## Given instruction
Find the lines that include the string "certaine" and report how many there are. Give no other text.

Recorded data
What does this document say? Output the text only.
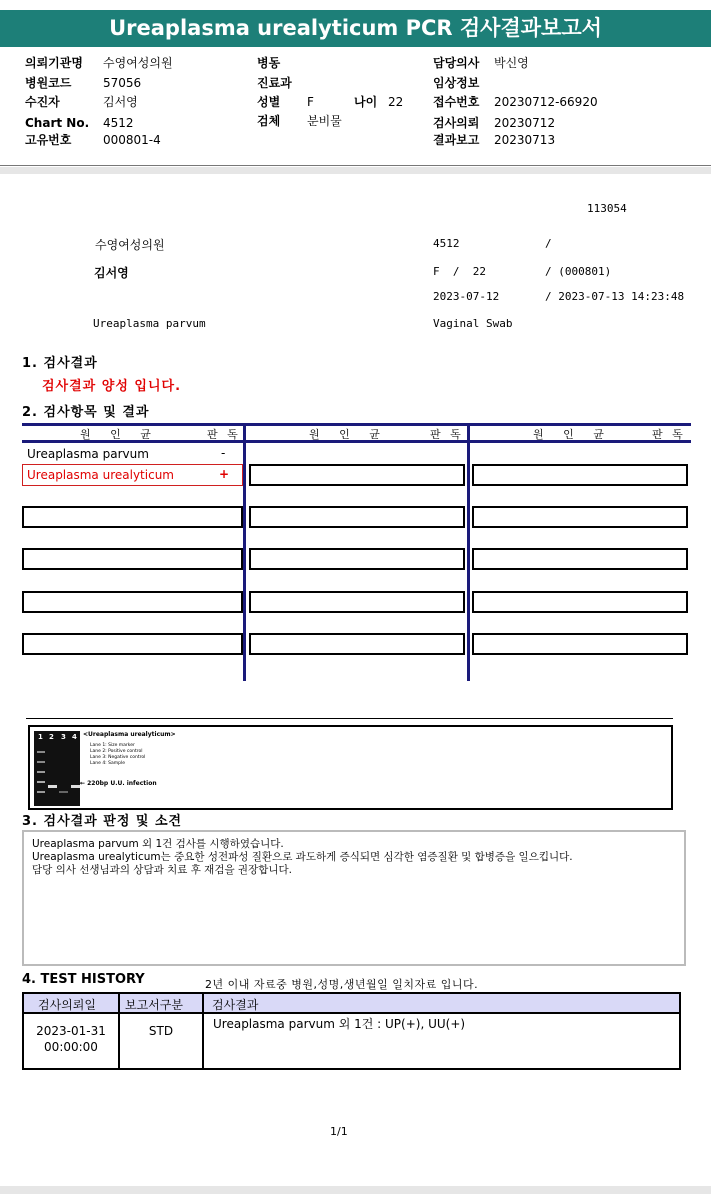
Ureaplasma urealyticum PCR 검사결과보고서
의뢰기관명 수영여성의원
병원코드	57056
수진자	김서영
Chart No. 4512
고유번호	000801-4
병동
진료과
성별 F	나이 22
검체 분비물
담당의사 박신영
임상정보
접수번호 20230712-66920
검사의뢰 20230712
결과보고 20230713
113054
수영여성의원	4512	/
김서영	F  /  22	/ (000801)
2023-07-12	/ 2023-07-13 14:23:48
Ureaplasma parvum	Vaginal Swab
1. 검사결과
검사결과 양성 입니다.
2. 검사항목 및 결과
원 인 균	판 독	원 인 균	판 독	원 인 균	판 독
Ureaplasma parvum	-
Ureaplasma urealyticum	+
1 2 3 4 <Ureaplasma urealyticum>
Lane 1: Size marker
Lane 2: Positive control
Lane 3: Negative control
Lane 4: Sample
← 220bp U.U. infection
3. 검사결과 판정 및 소견
Ureaplasma parvum 외 1건 검사를 시행하였습니다.
Ureaplasma urealyticum는 중요한 성전파성 질환으로 과도하게 증식되면 심각한 염증질환 및 합병증을 일으킵니다.
담당 의사 선생님과의 상담과 치료 후 재검을 권장합니다.
4. TEST HISTORY	2년 이내 자료중 병원,성명,생년월일 일치자료 입니다.
검사의뢰일 보고서구분 검사결과
2023-01-31
00:00:00
STD	Ureaplasma parvum 외 1건 : UP(+), UU(+)
1/1
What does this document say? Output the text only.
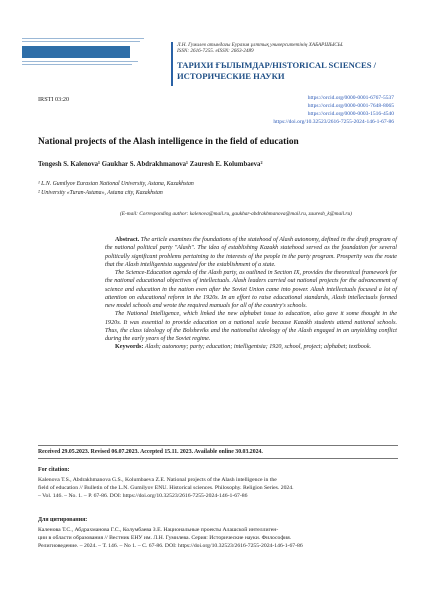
Л.Н. Гумилев атындағы Еуразия ұлттық университетінің ХАБАРШЫСЫ.
ISSN: 2616-7255. eISSN: 2663-2489
ТАРИХИ ҒЫЛЫМДАР/HISTORICAL SCIENCES /
ИСТОРИЧЕСКИЕ НАУКИ
IRSTI 03:20	https://orcid.org/0000-0001-6767-5537
https://orcid.org/0000-0001-7648-8065
https://orcid.org/0000-0003-1516-4540
https://doi.org/10.32523/2616-7255-2024-146-1-67-86
National projects of the Alash intelligence in the field of education
Tengesh S. Kalenova¹ Gaukhar S. Abdrakhmanova¹ Zauresh E. Kolumbaeva²
¹ L.N. Gumilyov Eurasian National University, Astana, Kazakhstan
² University «Turan-Astana», Astana city, Kazakhstan
(E-mail: Corresponding author: kalenova@mail.ru, gaukhar-abdrakhmanova@mail.ru, zauresh_k@mail.ru)

Abstract. The article examines the foundations of the statehood of Alash autonomy, defined in the draft program of the national political party "Alash". The idea of establishing Kazakh statehood served as the foundation for several politically significant problems pertaining to the interests of the people in the party program. Prosperity was the route that the Alash intelligentsia suggested for the establishment of a state.

The Science-Education agenda of the Alash party, as outlined in Section IX, provides the theoretical framework for the national educational objectives of intellectuals. Alash leaders carried out national projects for the advancement of science and education in the nation even after the Soviet Union came into power. Alash intellectuals focused a lot of attention on educational reform in the 1920s. In an effort to raise educational standards, Alash intellectuals formed new model schools and wrote the required manuals for all of the country's schools.

The National Intelligence, which linked the new alphabet issue to education, also gave it some thought in the 1920s. It was essential to provide education on a national scale because Kazakh students attend national schools. Thus, the class ideology of the Bolsheviks and the nationalist ideology of the Alash engaged in an unyielding conflict during the early years of the Soviet regime.

Keywords: Alash; autonomy; party; education; intelligentsia; 1920, school, project; alphabet; textbook.

Received 29.05.2023. Revised 06.07.2023. Accepted 15.11. 2023. Available online 30.03.2024.
For citation:
Kalenova T.S., Abdrakhmanova G.S., Kolumbaeva Z.E. National projects of the Alash intelligence in the
field of education // Bulletin of the L.N. Gumilyov ENU. Historical sciences. Philosophy. Religion Series. 2024.
– Vol. 146. – No. 1. – P. 67-86. DOI: https://doi.org/10.32523/2616-7255-2024-146-1-67-86
Для цитирования:
Каленова Т.С., Абдрахманова Г.С., Колумбаева З.Е. Национальные проекты Алашской интеллиген-
ции в области образования // Вестник ЕНУ им. Л.Н. Гумилева. Серия: Исторические науки. Философия.
Религиоведение. – 2024. – Т. 146. – No 1. – С. 67-86. DOI: https://doi.org/10.32523/2616-7255-2024-146-1-67-86
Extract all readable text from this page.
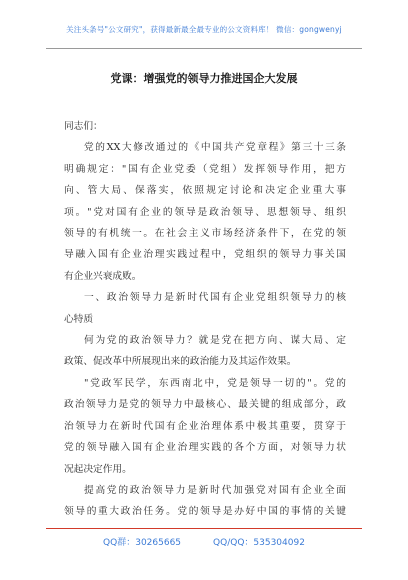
关注头条号"公文研究"，获得最新最全最专业的公文资料库！ 微信：gongwenyj
党课：增强党的领导力推进国企大发展
同志们：
党的XX大修改通过的《中国共产党章程》第三十三条
明确规定："国有企业党委（党组）发挥领导作用，把方
向、管大局、保落实，依照规定讨论和决定企业重大事
项。"党对国有企业的领导是政治领导、思想领导、组织
领导的有机统一。在社会主义市场经济条件下，在党的领
导融入国有企业治理实践过程中，党组织的领导力事关国
有企业兴衰成败。
一、政治领导力是新时代国有企业党组织领导力的核
心特质
何为党的政治领导力？就是党在把方向、谋大局、定
政策、促改革中所展现出来的政治能力及其运作效果。
"党政军民学，东西南北中，党是领导一切的"。党的
政治领导力是党的领导力中最核心、最关键的组成部分，政
治领导力在新时代国有企业治理体系中极其重要，贯穿于
党的领导融入国有企业治理实践的各个方面，对领导力状
况起决定作用。
提高党的政治领导力是新时代加强党对国有企业全面
领导的重大政治任务。党的领导是办好中国的事情的关键
QQ群：30265665	QQ/QQ：535304092
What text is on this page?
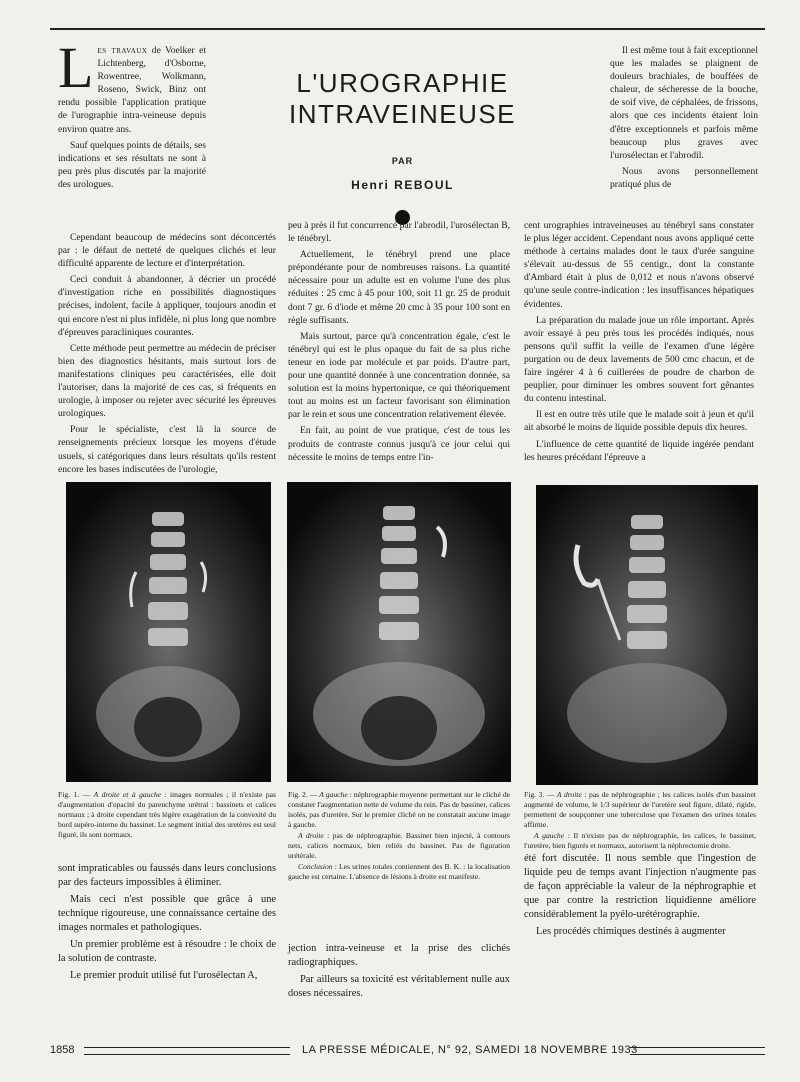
Les travaux de Voelker et Lichtenberg, d'Osborne, Rowentree, Wolkmann, Roseno, Swick, Binz ont rendu possible l'application pratique de l'urographie intra-veineuse depuis environ quatre ans.

Sauf quelques points de détails, ses indications et ses résultats ne sont à peu près plus discutés par la majorité des urologues.

L'UROGRAPHIE INTRAVEINEUSE
PAR
Henri REBOUL

Il est même tout à fait exceptionnel que les malades se plaignent de douleurs brachiales, de bouffées de chaleur, de sécheresse de la bouche, de soif vive, de céphalées, de frissons, alors que ces incidents étaient loin d'être exceptionnels et parfois même beaucoup plus graves avec l'urosélectan et l'abrodil.

Nous avons personnellement pratiqué plus de

Cependant beaucoup de médecins sont déconcertés par : le défaut de netteté de quelques clichés et leur difficulté apparente de lecture et d'interprétation.

Ceci conduit à abandonner, à décrier un procédé d'investigation riche en possibilités diagnostiques précises, indolent, facile à appliquer, toujours anodin et qui encore n'est ni plus infidèle, ni plus long que nombre d'épreuves paracliniques courantes.

Cette méthode peut permettre au médecin de préciser bien des diagnostics hésitants, mais surtout lors de manifestations cliniques peu caractérisées, elle doit l'autoriser, dans la majorité de ces cas, si fréquents en urologie, à imposer ou rejeter avec sécurité les épreuves urologiques.

Pour le spécialiste, c'est là la source de renseignements précieux lorsque les moyens d'étude usuels, si catégoriques dans leurs résultats qu'ils restent encore les bases indiscutées de l'urologie,

peu à près il fut concurrencé par l'abrodil, l'urosélectan B, le ténébryl.

Actuellement, le ténébryl prend une place prépondérante pour de nombreuses raisons. La quantité nécessaire pour un adulte est en volume l'une des plus réduites : 25 cmc à 45 pour 100, soit 11 gr. 25 de produit dont 7 gr. 6 d'iode et même 20 cmc à 35 pour 100 sont en règle suffisants.

Mais surtout, parce qu'à concentration égale, c'est le ténébryl qui est le plus opaque du fait de sa plus riche teneur en iode par molécule et par poids. D'autre part, pour une quantité donnée à une concentration donnée, sa solution est la moins hypertonique, ce qui théoriquement tout au moins est un facteur favorisant son élimination par le rein et sous une concentration relativement élevée.

En fait, au point de vue pratique, c'est de tous les produits de contraste connus jusqu'à ce jour celui qui nécessite le moins de temps entre l'in-

cent urographies intraveineuses au ténébryl sans constater le plus léger accident. Cependant nous avons appliqué cette méthode à certains malades dont le taux d'urée sanguine s'élevait au-dessus de 55 centigr., dont la constante d'Ambard était à plus de 0,012 et nous n'avons observé qu'une seule contre-indication : les insuffisances hépatiques évidentes.

La préparation du malade joue un rôle important. Après avoir essayé à peu près tous les procédés indiqués, nous pensons qu'il suffit la veille de l'examen d'une légère purgation ou de deux lavements de 500 cmc chacun, et de faire ingérer 4 à 6 cuillerées de poudre de charbon de peuplier, pour diminuer les ombres souvent fort gênantes du contenu intestinal.

Il est en outre très utile que le malade soit à jeun et qu'il ait absorbé le moins de liquide possible depuis dix heures.

L'influence de cette quantité de liquide ingérée pendant les heures précédant l'épreuve a

Fig. 1. — A droite et à gauche : images normales ; il n'existe pas d'augmentation d'opacité du parenchyme urétral : bassinets et calices normaux ; à droite cependant très légère exagération de la convexité du bord supéro-interne du bassinet. Le segment initial des uretères est seul figuré, ils sont normaux.

Fig. 2. — A gauche : néphrographie moyenne permettant sur le cliché de constater l'augmentation nette de volume du rein. Pas de bassinet, calices isolés, pas d'uretère. Sur le premier cliché on ne constatait aucune image à gauche.

A droite : pas de néphrographie. Bassinet bien injecté, à contours nets, calices normaux, bien reliés du bassinet. Pas de figuration urétérale.

Conclusion : Les urines totales contiennent des B. K. : la localisation gauche est certaine. L'absence de lésions à droite est manifeste.

Fig. 3. — A droite : pas de néphrographie ; les calices isolés d'un bassinet augmenté de volume, le 1/3 supérieur de l'uretère seul figure, dilaté, rigide, permettent de soupçonner une tuberculose que l'examen des urines totales affirme.

A gauche : Il n'existe pas de néphrographie, les calices, le bassinet, l'uretère, bien figurés et normaux, autorisent la néphrectomie droite.

sont impraticables ou faussés dans leurs conclusions par des facteurs impossibles à éliminer.

Mais ceci n'est possible que grâce à une technique rigoureuse, une connaissance certaine des images normales et pathologiques.

Un premier problème est à résoudre : le choix de la solution de contraste.

Le premier produit utilisé fut l'urosélectan A,

jection intra-veineuse et la prise des clichés radiographiques.

Par ailleurs sa toxicité est véritablement nulle aux doses nécessaires.

été fort discutée. Il nous semble que l'ingestion de liquide peu de temps avant l'injection n'augmente pas de façon appréciable la valeur de la néphrographie et que par contre la restriction liquidienne améliore considérablement la pyélo-urétérographie.

Les procédés chimiques destinés à augmenter

1858	LA PRESSE MÉDICALE, N° 92, SAMEDI 18 NOVEMBRE 1933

## Finished exercise
2